→ **Written exercise**
In the entries below, find every line with "Growth" and copy it.

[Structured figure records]

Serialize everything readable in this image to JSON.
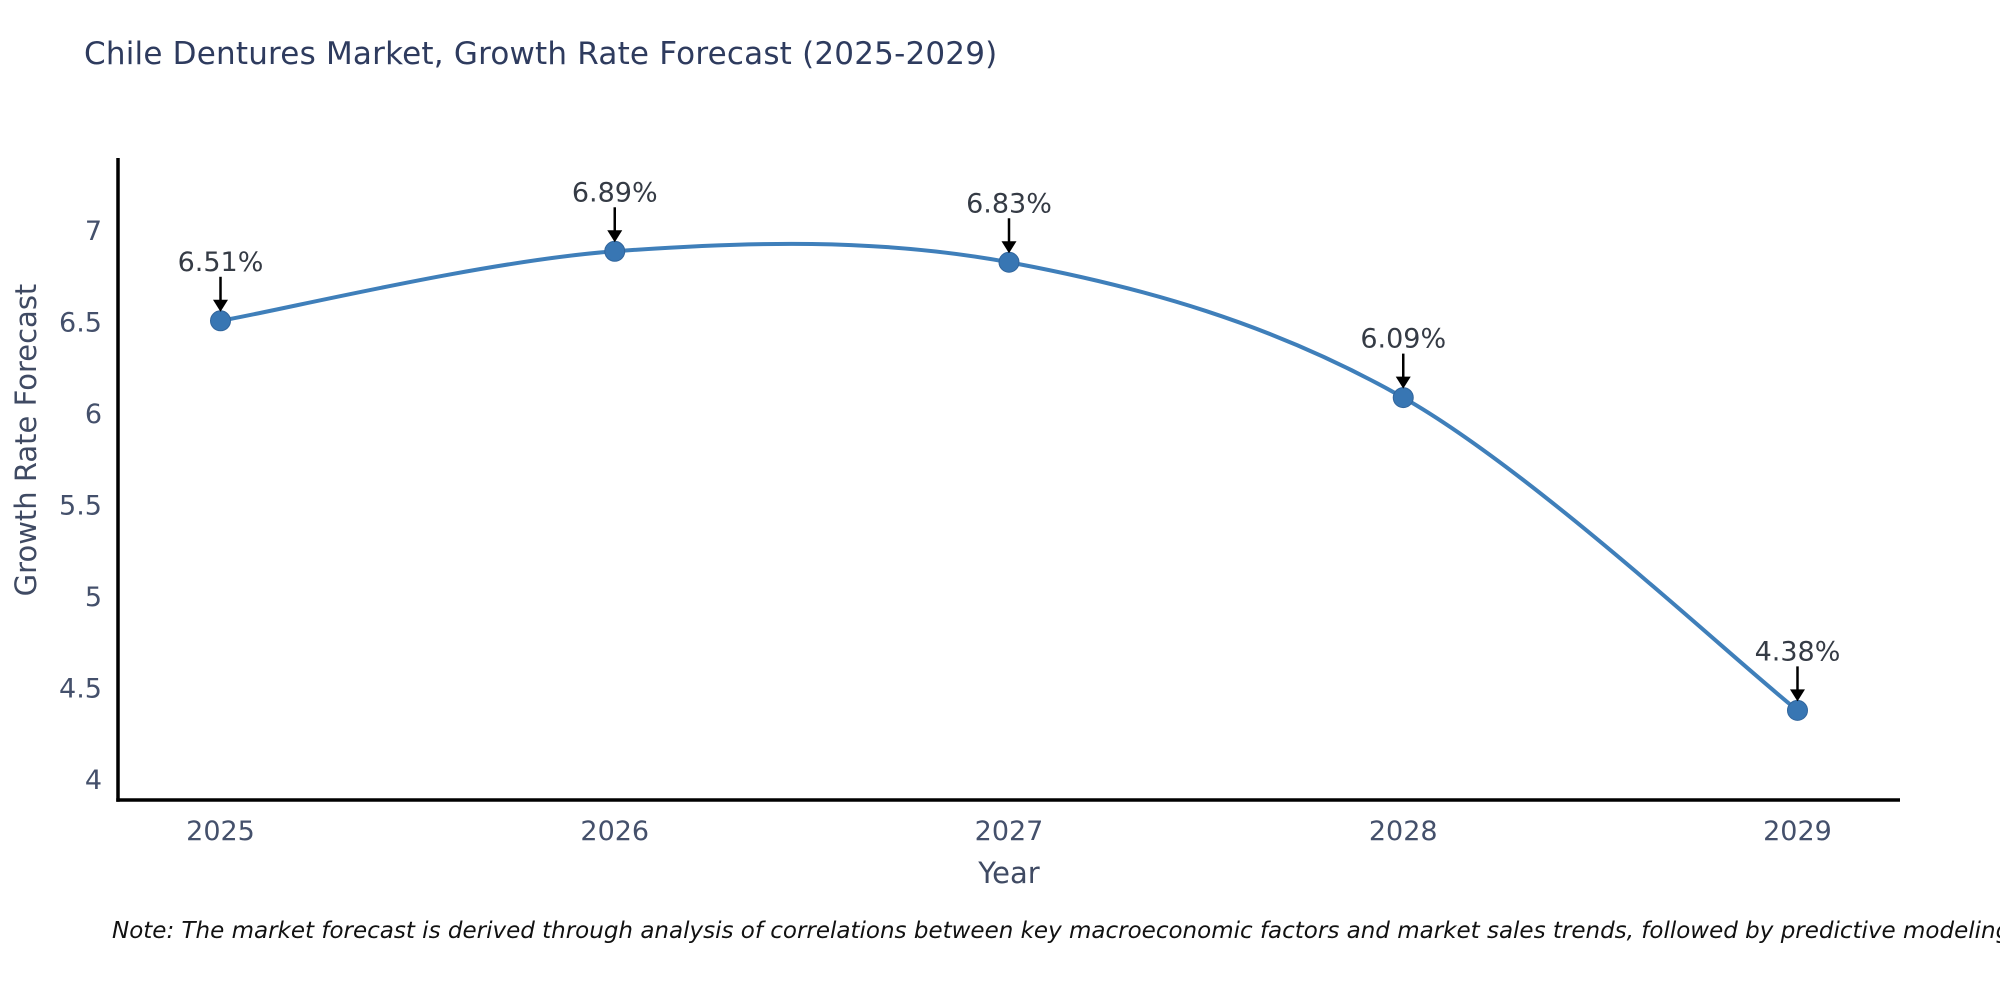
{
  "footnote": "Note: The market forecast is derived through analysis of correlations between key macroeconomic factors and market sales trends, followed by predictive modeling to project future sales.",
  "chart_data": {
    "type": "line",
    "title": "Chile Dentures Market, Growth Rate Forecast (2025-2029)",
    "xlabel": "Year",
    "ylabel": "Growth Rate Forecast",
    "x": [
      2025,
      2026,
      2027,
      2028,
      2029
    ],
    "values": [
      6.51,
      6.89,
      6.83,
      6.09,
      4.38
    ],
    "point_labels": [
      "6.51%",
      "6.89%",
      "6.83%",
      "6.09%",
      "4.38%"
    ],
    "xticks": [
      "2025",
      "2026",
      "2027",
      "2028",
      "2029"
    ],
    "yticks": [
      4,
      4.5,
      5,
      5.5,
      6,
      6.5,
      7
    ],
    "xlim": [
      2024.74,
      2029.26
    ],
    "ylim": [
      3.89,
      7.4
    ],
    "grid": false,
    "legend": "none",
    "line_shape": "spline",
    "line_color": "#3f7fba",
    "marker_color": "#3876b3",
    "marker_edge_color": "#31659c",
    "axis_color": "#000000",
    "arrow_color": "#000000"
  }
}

→ **Written reply**
    "title": "Chile Dentures Market, Growth Rate Forecast (2025-2029)",
    "ylabel": "Growth Rate Forecast",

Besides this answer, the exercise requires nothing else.